--- BEGIN Listed entries ---

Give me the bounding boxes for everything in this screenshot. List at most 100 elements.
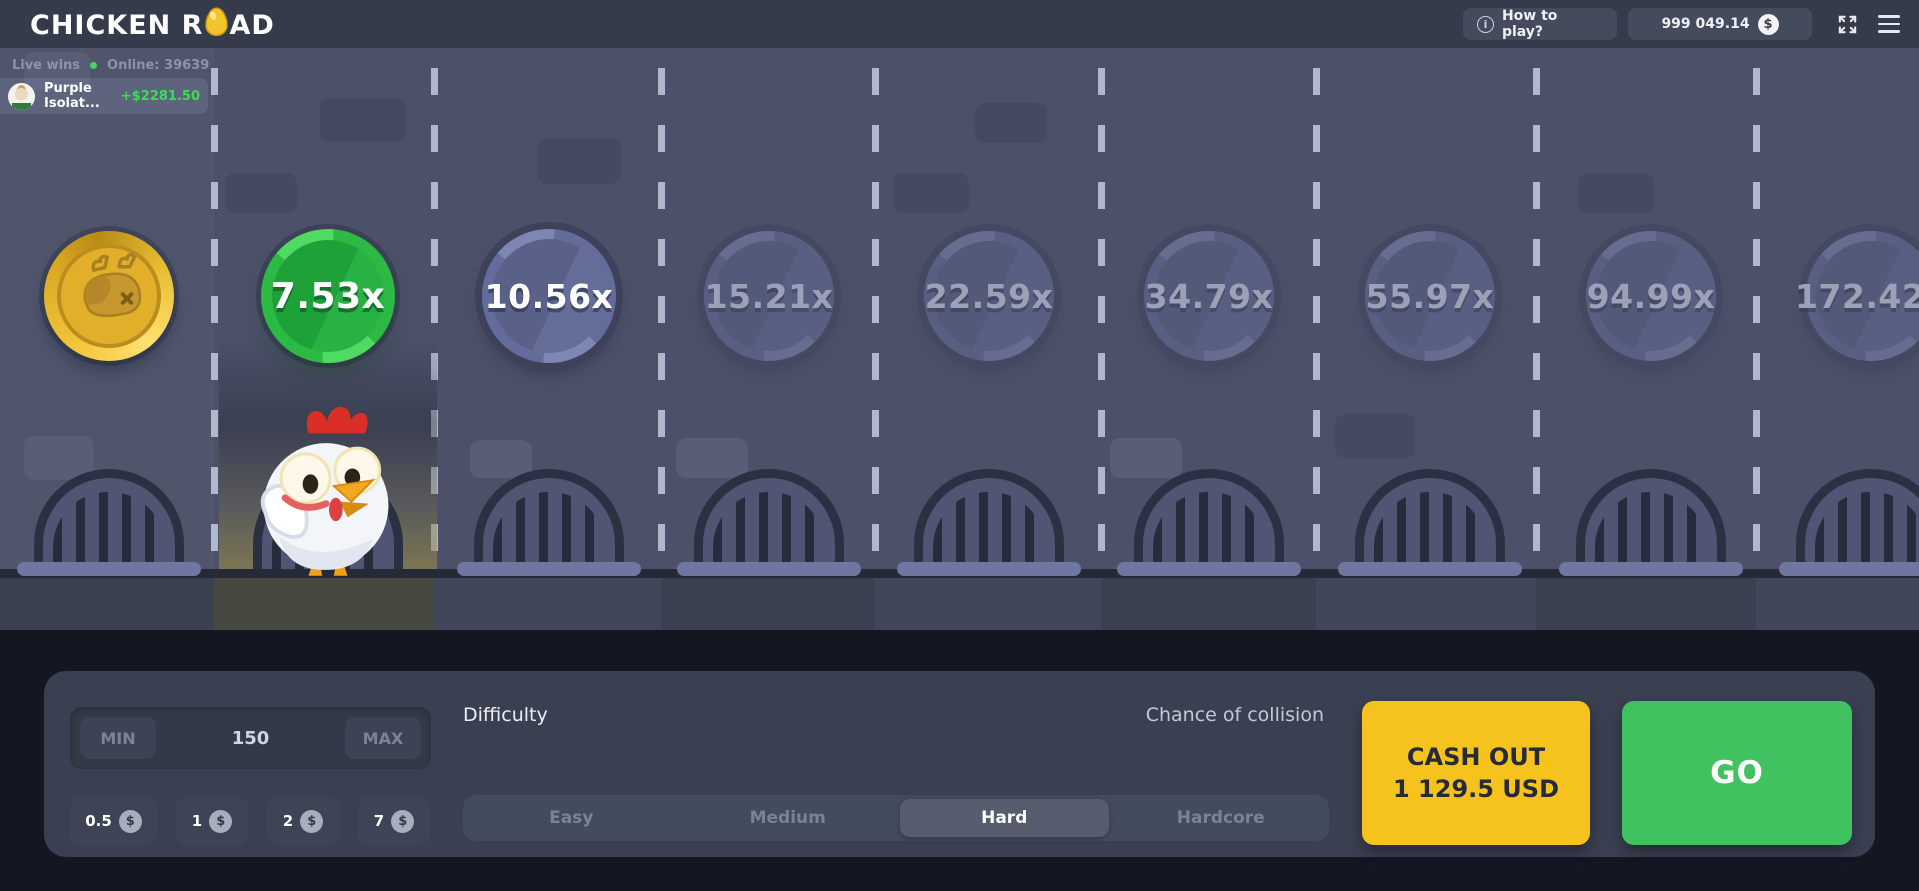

--- END Listed entries ---
--- BEGIN Listed entries ---

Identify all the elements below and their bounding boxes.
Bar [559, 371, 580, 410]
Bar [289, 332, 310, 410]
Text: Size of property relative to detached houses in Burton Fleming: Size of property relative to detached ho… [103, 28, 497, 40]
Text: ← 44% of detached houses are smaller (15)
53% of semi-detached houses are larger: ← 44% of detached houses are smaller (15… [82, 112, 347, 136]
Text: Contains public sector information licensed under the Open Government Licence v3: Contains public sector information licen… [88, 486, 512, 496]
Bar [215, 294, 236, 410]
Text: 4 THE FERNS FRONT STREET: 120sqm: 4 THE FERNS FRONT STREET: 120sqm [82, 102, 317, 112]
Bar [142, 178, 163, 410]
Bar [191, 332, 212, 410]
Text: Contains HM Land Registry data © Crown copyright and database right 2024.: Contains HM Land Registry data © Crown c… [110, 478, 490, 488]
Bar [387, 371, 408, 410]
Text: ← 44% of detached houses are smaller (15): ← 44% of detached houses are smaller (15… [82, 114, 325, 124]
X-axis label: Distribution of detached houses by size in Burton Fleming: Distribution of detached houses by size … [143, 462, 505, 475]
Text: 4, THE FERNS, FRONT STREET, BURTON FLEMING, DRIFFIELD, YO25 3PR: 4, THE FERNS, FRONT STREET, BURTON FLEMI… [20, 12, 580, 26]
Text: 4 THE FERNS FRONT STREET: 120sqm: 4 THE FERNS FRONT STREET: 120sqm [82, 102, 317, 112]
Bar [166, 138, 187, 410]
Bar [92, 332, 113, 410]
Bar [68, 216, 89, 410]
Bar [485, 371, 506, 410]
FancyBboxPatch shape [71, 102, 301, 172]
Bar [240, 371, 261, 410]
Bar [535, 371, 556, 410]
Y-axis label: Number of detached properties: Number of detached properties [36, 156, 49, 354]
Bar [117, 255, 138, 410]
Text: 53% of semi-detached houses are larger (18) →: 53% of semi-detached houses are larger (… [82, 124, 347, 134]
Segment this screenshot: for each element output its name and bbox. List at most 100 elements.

--- END Listed entries ---

• Exercise
Reproduce everything from the line containing "Identify all the" down to the line containing "Segment this screenshot: for", with "Bar" renamed to "Column" and nothing else altered. Give only those lines.

• Exercise result
Identify all the elements below and their bounding boxes.
Column [559, 371, 580, 410]
Column [289, 332, 310, 410]
Text: Size of property relative to detached houses in Burton Fleming: Size of property relative to detached ho… [103, 28, 497, 40]
Text: ← 44% of detached houses are smaller (15)
53% of semi-detached houses are larger: ← 44% of detached houses are smaller (15… [82, 112, 347, 136]
Text: Contains public sector information licensed under the Open Government Licence v3: Contains public sector information licen… [88, 486, 512, 496]
Column [215, 294, 236, 410]
Text: 4 THE FERNS FRONT STREET: 120sqm: 4 THE FERNS FRONT STREET: 120sqm [82, 102, 317, 112]
Column [142, 178, 163, 410]
Column [191, 332, 212, 410]
Text: Contains HM Land Registry data © Crown copyright and database right 2024.: Contains HM Land Registry data © Crown c… [110, 478, 490, 488]
Column [387, 371, 408, 410]
Text: ← 44% of detached houses are smaller (15): ← 44% of detached houses are smaller (15… [82, 114, 325, 124]
X-axis label: Distribution of detached houses by size in Burton Fleming: Distribution of detached houses by size … [143, 462, 505, 475]
Text: 4, THE FERNS, FRONT STREET, BURTON FLEMING, DRIFFIELD, YO25 3PR: 4, THE FERNS, FRONT STREET, BURTON FLEMI… [20, 12, 580, 26]
Text: 4 THE FERNS FRONT STREET: 120sqm: 4 THE FERNS FRONT STREET: 120sqm [82, 102, 317, 112]
Column [166, 138, 187, 410]
Column [92, 332, 113, 410]
Column [68, 216, 89, 410]
Column [485, 371, 506, 410]
FancyBboxPatch shape [71, 102, 301, 172]
Column [240, 371, 261, 410]
Column [535, 371, 556, 410]
Y-axis label: Number of detached properties: Number of detached properties [36, 156, 49, 354]
Column [117, 255, 138, 410]
Text: 53% of semi-detached houses are larger (18) →: 53% of semi-detached houses are larger (… [82, 124, 347, 134]
Segment this screenshot: for each element output its name and bbox. List at most 100 elements.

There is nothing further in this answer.